▶ _WHAT IS REQUIRED_
Using the entries that follow, state how many lines contain the word "Billion". The response is that number and nothing more.
[START OF TASK INPUTS]
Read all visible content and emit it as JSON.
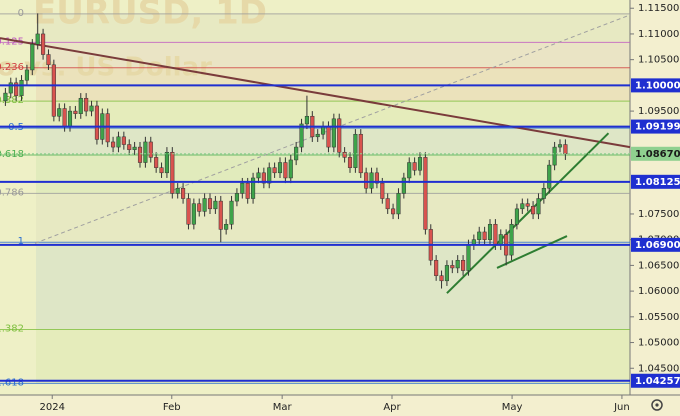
{
  "chart_data": {
    "type": "candlestick",
    "watermark": "EURUSD, 1D",
    "watermark_subtitle": "Euro vs. US Dollar",
    "up_color": "#3ea34a",
    "down_color": "#d9534f",
    "xlim": [
      -1,
      116
    ],
    "ylim": [
      1.0398,
      1.1166
    ],
    "xticks": [
      {
        "value": 8.7,
        "label": "2024"
      },
      {
        "value": 30.9,
        "label": "Feb"
      },
      {
        "value": 51.4,
        "label": "Mar"
      },
      {
        "value": 71.8,
        "label": "Apr"
      },
      {
        "value": 94.1,
        "label": "May"
      },
      {
        "value": 114.5,
        "label": "Jun"
      }
    ],
    "yticks": [
      {
        "value": 1.115,
        "label": "1.11500"
      },
      {
        "value": 1.11,
        "label": "1.11000"
      },
      {
        "value": 1.105,
        "label": "1.10500"
      },
      {
        "value": 1.095,
        "label": "1.09500"
      },
      {
        "value": 1.075,
        "label": "1.07500"
      },
      {
        "value": 1.07,
        "label": "1.07000"
      },
      {
        "value": 1.065,
        "label": "1.06500"
      },
      {
        "value": 1.06,
        "label": "1.06000"
      },
      {
        "value": 1.055,
        "label": "1.05500"
      },
      {
        "value": 1.05,
        "label": "1.05000"
      },
      {
        "value": 1.045,
        "label": "1.04500"
      }
    ],
    "levels": [
      {
        "value": 1.1,
        "label": "1.10000",
        "color": "#1f2fd0"
      },
      {
        "value": 1.09199,
        "label": "1.09199",
        "color": "#1f2fd0"
      },
      {
        "value": 1.08125,
        "label": "1.08125",
        "color": "#1f2fd0"
      },
      {
        "value": 1.069,
        "label": "1.06900",
        "color": "#1f2fd0"
      },
      {
        "value": 1.04257,
        "label": "1.04257",
        "color": "#1f2fd0"
      }
    ],
    "last_price": {
      "value": 1.0867,
      "label": "1.08670",
      "color": "#8fd08f"
    },
    "fib": {
      "high": 1.1139,
      "low": 1.0695,
      "levels": [
        0,
        0.125,
        0.236,
        0.382,
        0.5,
        0.618,
        0.786,
        1,
        1.382,
        1.618
      ],
      "colors": [
        "#9a9a9a",
        "#c05bc0",
        "#d04040",
        "#7fbf3f",
        "#2a6fd0",
        "#4caf50",
        "#9a9a9a",
        "#2a6fd0",
        "#7fbf3f",
        "#2a6fd0"
      ]
    },
    "trendlines": [
      {
        "color": "#7a3b3b",
        "x": [
          -1,
          116
        ],
        "y": [
          1.1092,
          1.088
        ],
        "dash": false
      },
      {
        "color": "#a0a0a0",
        "x": [
          5.5,
          116
        ],
        "y": [
          1.0693,
          1.1137
        ],
        "dash": true
      },
      {
        "color": "#2e7d32",
        "x": [
          82,
          112
        ],
        "y": [
          1.0596,
          1.0907
        ],
        "dash": false
      },
      {
        "color": "#2e7d32",
        "x": [
          91.3,
          104.3
        ],
        "y": [
          1.0645,
          1.0707
        ],
        "dash": false
      }
    ],
    "x": [
      0,
      1,
      2,
      3,
      4,
      5,
      6,
      7,
      8,
      9,
      10,
      11,
      12,
      13,
      14,
      15,
      16,
      17,
      18,
      19,
      20,
      21,
      22,
      23,
      24,
      25,
      26,
      27,
      28,
      29,
      30,
      31,
      32,
      33,
      34,
      35,
      36,
      37,
      38,
      39,
      40,
      41,
      42,
      43,
      44,
      45,
      46,
      47,
      48,
      49,
      50,
      51,
      52,
      53,
      54,
      55,
      56,
      57,
      58,
      59,
      60,
      61,
      62,
      63,
      64,
      65,
      66,
      67,
      68,
      69,
      70,
      71,
      72,
      73,
      74,
      75,
      76,
      77,
      78,
      79,
      80,
      81,
      82,
      83,
      84,
      85,
      86,
      87,
      88,
      89,
      90,
      91,
      92,
      93,
      94,
      95,
      96,
      97,
      98,
      99,
      100,
      101,
      102,
      103,
      104
    ],
    "open": [
      1.097,
      1.0985,
      1.1005,
      1.098,
      1.101,
      1.103,
      1.108,
      1.11,
      1.106,
      1.104,
      1.094,
      1.0955,
      1.092,
      1.095,
      1.0945,
      1.0975,
      1.095,
      1.096,
      1.0895,
      1.0945,
      1.089,
      1.088,
      1.09,
      1.0885,
      1.0875,
      1.088,
      1.085,
      1.089,
      1.086,
      1.084,
      1.083,
      1.087,
      1.079,
      1.08,
      1.078,
      1.073,
      1.077,
      1.0755,
      1.078,
      1.076,
      1.0775,
      1.072,
      1.073,
      1.0775,
      1.079,
      1.081,
      1.078,
      1.082,
      1.083,
      1.081,
      1.084,
      1.083,
      1.085,
      1.082,
      1.0855,
      1.088,
      1.0925,
      1.094,
      1.09,
      1.0905,
      1.092,
      1.088,
      1.0935,
      1.087,
      1.086,
      1.084,
      1.0905,
      1.083,
      1.08,
      1.083,
      1.081,
      1.078,
      1.076,
      1.075,
      1.079,
      1.082,
      1.085,
      1.0835,
      1.086,
      1.072,
      1.066,
      1.063,
      1.062,
      1.065,
      1.0645,
      1.066,
      1.064,
      1.069,
      1.07,
      1.0715,
      1.07,
      1.073,
      1.069,
      1.071,
      1.067,
      1.073,
      1.076,
      1.077,
      1.0765,
      1.075,
      1.078,
      1.08,
      1.0845,
      1.088,
      1.0885
    ],
    "high": [
      1.0995,
      1.1015,
      1.1015,
      1.102,
      1.104,
      1.109,
      1.114,
      1.111,
      1.107,
      1.105,
      1.0965,
      1.0965,
      1.096,
      1.096,
      1.0985,
      1.0985,
      1.097,
      1.097,
      1.0955,
      1.0955,
      1.09,
      1.091,
      1.091,
      1.0895,
      1.089,
      1.089,
      1.09,
      1.09,
      1.087,
      1.085,
      1.088,
      1.088,
      1.081,
      1.081,
      1.079,
      1.078,
      1.078,
      1.079,
      1.079,
      1.0785,
      1.0785,
      1.074,
      1.0785,
      1.08,
      1.082,
      1.082,
      1.083,
      1.084,
      1.084,
      1.085,
      1.085,
      1.086,
      1.086,
      1.0865,
      1.089,
      1.0935,
      1.098,
      1.095,
      1.0915,
      1.093,
      1.093,
      1.0945,
      1.0945,
      1.088,
      1.087,
      1.0915,
      1.0915,
      1.084,
      1.084,
      1.084,
      1.082,
      1.079,
      1.077,
      1.08,
      1.083,
      1.086,
      1.086,
      1.087,
      1.087,
      1.073,
      1.067,
      1.064,
      1.066,
      1.066,
      1.067,
      1.067,
      1.07,
      1.071,
      1.0725,
      1.0725,
      1.074,
      1.074,
      1.072,
      1.072,
      1.074,
      1.077,
      1.078,
      1.078,
      1.0775,
      1.079,
      1.081,
      1.0855,
      1.089,
      1.0895,
      1.0895
    ],
    "low": [
      1.096,
      1.0975,
      1.097,
      1.097,
      1.1,
      1.102,
      1.107,
      1.105,
      1.103,
      1.093,
      1.093,
      1.091,
      1.091,
      1.0935,
      1.0935,
      1.094,
      1.094,
      1.0885,
      1.0885,
      1.088,
      1.087,
      1.087,
      1.0875,
      1.0865,
      1.0865,
      1.084,
      1.084,
      1.085,
      1.083,
      1.082,
      1.082,
      1.078,
      1.078,
      1.077,
      1.072,
      1.072,
      1.0745,
      1.0745,
      1.075,
      1.075,
      1.0695,
      1.071,
      1.072,
      1.0765,
      1.078,
      1.077,
      1.077,
      1.081,
      1.08,
      1.08,
      1.082,
      1.082,
      1.081,
      1.081,
      1.0845,
      1.087,
      1.0915,
      1.089,
      1.089,
      1.0895,
      1.087,
      1.087,
      1.086,
      1.085,
      1.083,
      1.083,
      1.082,
      1.079,
      1.079,
      1.08,
      1.077,
      1.075,
      1.074,
      1.074,
      1.078,
      1.081,
      1.0825,
      1.0825,
      1.071,
      1.065,
      1.062,
      1.0605,
      1.061,
      1.0635,
      1.0635,
      1.063,
      1.063,
      1.068,
      1.069,
      1.069,
      1.069,
      1.068,
      1.068,
      1.065,
      1.066,
      1.072,
      1.075,
      1.0755,
      1.074,
      1.074,
      1.077,
      1.079,
      1.0835,
      1.087,
      1.0855
    ],
    "close": [
      1.0985,
      1.1005,
      1.098,
      1.101,
      1.103,
      1.108,
      1.11,
      1.106,
      1.104,
      1.094,
      1.0955,
      1.092,
      1.095,
      1.0945,
      1.0975,
      1.095,
      1.096,
      1.0895,
      1.0945,
      1.089,
      1.088,
      1.09,
      1.0885,
      1.0875,
      1.088,
      1.085,
      1.089,
      1.086,
      1.084,
      1.083,
      1.087,
      1.079,
      1.08,
      1.078,
      1.073,
      1.077,
      1.0755,
      1.078,
      1.076,
      1.0775,
      1.072,
      1.073,
      1.0775,
      1.079,
      1.081,
      1.078,
      1.082,
      1.083,
      1.081,
      1.084,
      1.083,
      1.085,
      1.082,
      1.0855,
      1.088,
      1.0925,
      1.094,
      1.09,
      1.0905,
      1.092,
      1.088,
      1.0935,
      1.087,
      1.086,
      1.084,
      1.0905,
      1.083,
      1.08,
      1.083,
      1.081,
      1.078,
      1.076,
      1.075,
      1.079,
      1.082,
      1.085,
      1.0835,
      1.086,
      1.072,
      1.066,
      1.063,
      1.062,
      1.065,
      1.0645,
      1.066,
      1.064,
      1.069,
      1.07,
      1.0715,
      1.07,
      1.073,
      1.069,
      1.071,
      1.067,
      1.073,
      1.076,
      1.077,
      1.0765,
      1.075,
      1.078,
      1.08,
      1.0845,
      1.088,
      1.0885,
      1.0867
    ]
  }
}
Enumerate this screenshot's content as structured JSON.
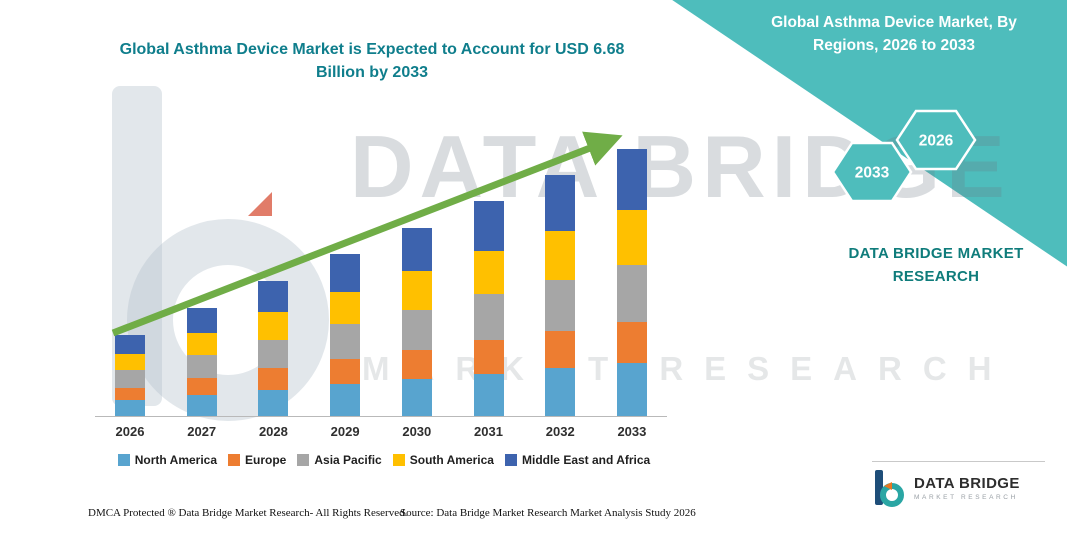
{
  "titles": {
    "main": "Global Asthma Device Market is Expected to Account for USD 6.68 Billion by 2033",
    "side": "Global Asthma Device Market, By Regions, 2026 to 2033"
  },
  "side_panel": {
    "hexagon_back": "2033",
    "hexagon_front": "2026",
    "brand_caption": "DATA BRIDGE MARKET RESEARCH",
    "accent_color": "#4EBDBC"
  },
  "watermark": {
    "line1": "DATA BRIDGE",
    "line2": "MARKET RESEARCH"
  },
  "chart_data": {
    "type": "bar",
    "stacked": true,
    "title": "Global Asthma Device Market is Expected to Account for USD 6.68 Billion by 2033",
    "categories": [
      "2026",
      "2027",
      "2028",
      "2029",
      "2030",
      "2031",
      "2032",
      "2033"
    ],
    "series": [
      {
        "name": "North America",
        "color": "#58A4CF",
        "values": [
          0.4,
          0.53,
          0.66,
          0.8,
          0.93,
          1.06,
          1.19,
          1.32
        ]
      },
      {
        "name": "Europe",
        "color": "#ED7D31",
        "values": [
          0.31,
          0.42,
          0.53,
          0.63,
          0.73,
          0.84,
          0.94,
          1.04
        ]
      },
      {
        "name": "Asia Pacific",
        "color": "#A6A6A6",
        "values": [
          0.43,
          0.57,
          0.72,
          0.86,
          1.0,
          1.14,
          1.28,
          1.42
        ]
      },
      {
        "name": "South America",
        "color": "#FFC000",
        "values": [
          0.41,
          0.55,
          0.69,
          0.82,
          0.96,
          1.09,
          1.22,
          1.36
        ]
      },
      {
        "name": "Middle East and Africa",
        "color": "#3D63AE",
        "values": [
          0.47,
          0.63,
          0.78,
          0.95,
          1.09,
          1.24,
          1.39,
          1.54
        ]
      }
    ],
    "totals": [
      2.02,
      2.7,
      3.38,
      4.06,
      4.71,
      5.37,
      6.02,
      6.68
    ],
    "unit": "USD Billion",
    "ylim": [
      0,
      7
    ],
    "grid": false,
    "legend_position": "bottom",
    "annotations": [
      "upward trend arrow"
    ],
    "arrow_color": "#70AD47"
  },
  "footer": {
    "dmca": "DMCA Protected ® Data Bridge Market Research-  All Rights Reserved.",
    "source": "Source: Data Bridge Market Research  Market Analysis Study 2026"
  },
  "logo": {
    "name": "DATA BRIDGE",
    "subtitle": "MARKET RESEARCH"
  }
}
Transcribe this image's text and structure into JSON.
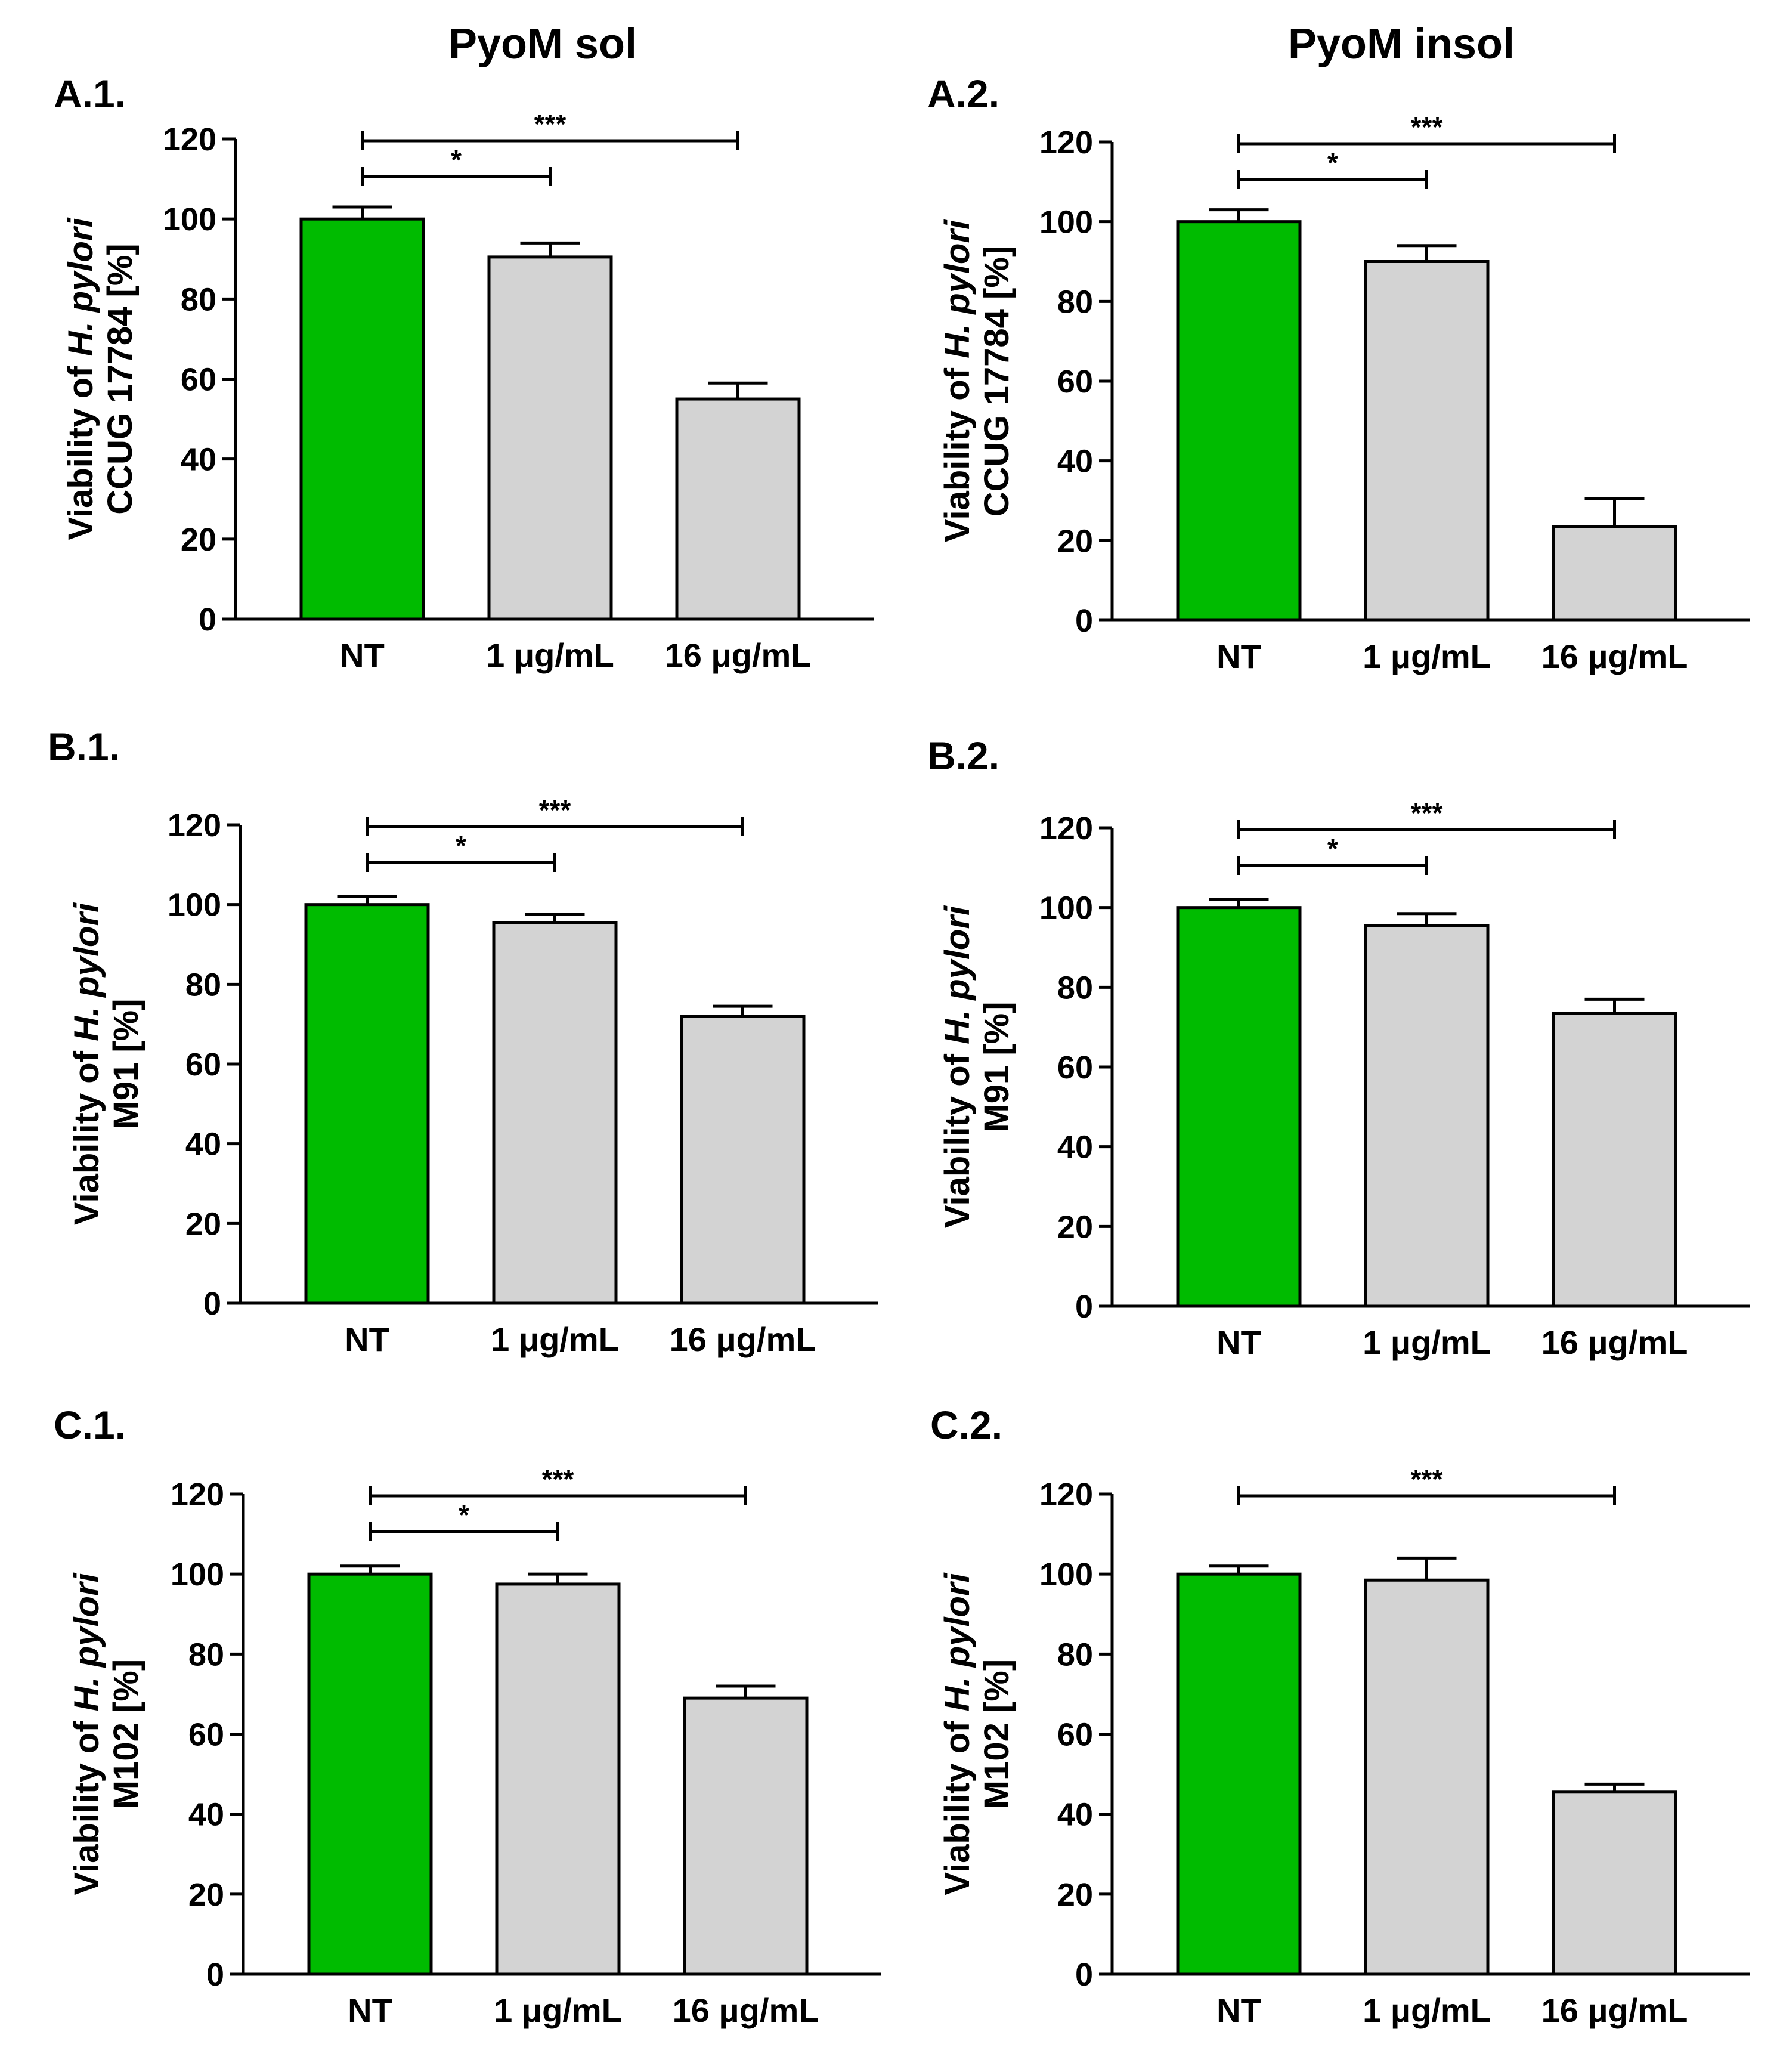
[END OF TASK INPUTS]
▶ _TASK OUTPUT_
3